DIRECTION:
Below is some material; set it all down exactly, apart from the pictures.

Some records
+++++
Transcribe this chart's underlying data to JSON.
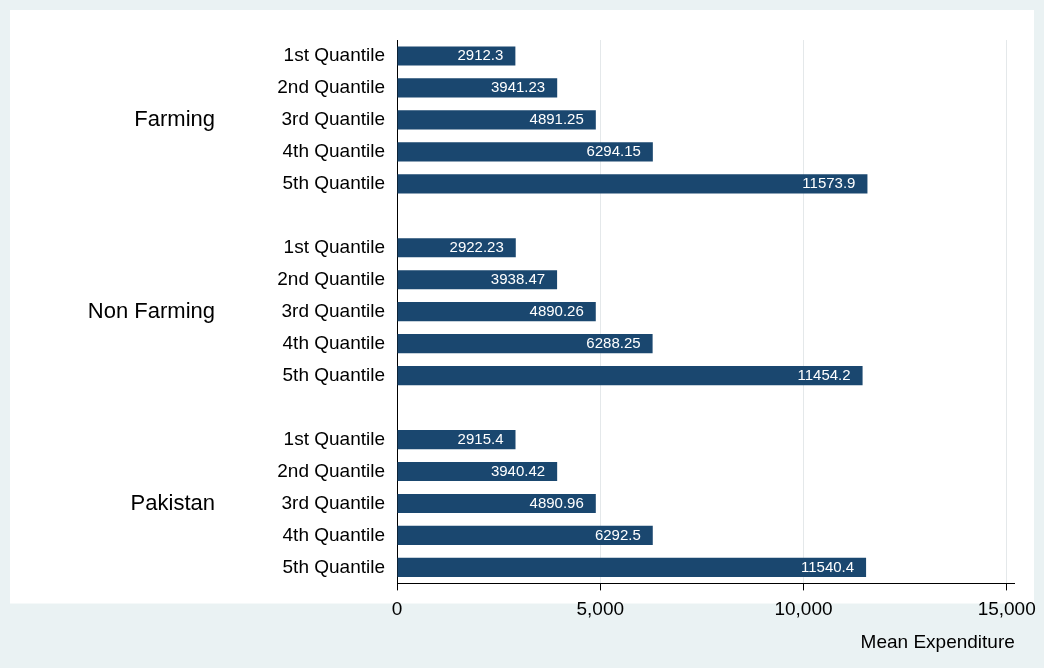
{
  "chart_data": {
    "type": "bar",
    "orientation": "horizontal",
    "categories": [
      "1st Quantile",
      "2nd Quantile",
      "3rd Quantile",
      "4th Quantile",
      "5th Quantile",
      null,
      "1st Quantile",
      "2nd Quantile",
      "3rd Quantile",
      "4th Quantile",
      "5th Quantile",
      null,
      "1st Quantile",
      "2nd Quantile",
      "3rd Quantile",
      "4th Quantile",
      "5th Quantile"
    ],
    "values": [
      2912.3,
      3941.23,
      4891.25,
      6294.15,
      11573.9,
      null,
      2922.23,
      3938.47,
      4890.26,
      6288.25,
      11454.2,
      null,
      2915.4,
      3940.42,
      4890.96,
      6292.5,
      11540.4
    ],
    "color": "#1a476f",
    "xlabel": "Mean Expenditure",
    "xlim": [
      0,
      15200
    ],
    "xticks": [
      {
        "value": 0,
        "label": "0"
      },
      {
        "value": 5000,
        "label": "5,000"
      },
      {
        "value": 10000,
        "label": "10,000"
      },
      {
        "value": 15000,
        "label": "15,000"
      }
    ],
    "grid": "x",
    "data_labels": true,
    "legend": false,
    "annotations": [
      "Farming",
      "Non Farming",
      "Pakistan"
    ]
  }
}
+++++
RESPONSE TO THE TASK:
Transcribe this chart's underlying data to JSON.
{
  "chart_data": {
    "type": "bar",
    "orientation": "horizontal",
    "categories": [
      "1st Quantile",
      "2nd Quantile",
      "3rd Quantile",
      "4th Quantile",
      "5th Quantile",
      null,
      "1st Quantile",
      "2nd Quantile",
      "3rd Quantile",
      "4th Quantile",
      "5th Quantile",
      null,
      "1st Quantile",
      "2nd Quantile",
      "3rd Quantile",
      "4th Quantile",
      "5th Quantile"
    ],
    "values": [
      2912.3,
      3941.23,
      4891.25,
      6294.15,
      11573.9,
      null,
      2922.23,
      3938.47,
      4890.26,
      6288.25,
      11454.2,
      null,
      2915.4,
      3940.42,
      4890.96,
      6292.5,
      11540.4
    ],
    "color": "#1a476f",
    "xlabel": "Mean Expenditure",
    "xlim": [
      0,
      15200
    ],
    "xticks": [
      {
        "value": 0,
        "label": "0"
      },
      {
        "value": 5000,
        "label": "5,000"
      },
      {
        "value": 10000,
        "label": "10,000"
      },
      {
        "value": 15000,
        "label": "15,000"
      }
    ],
    "grid": "x",
    "data_labels": true,
    "legend": false,
    "annotations": [
      "Farming",
      "Non Farming",
      "Pakistan"
    ]
  }
}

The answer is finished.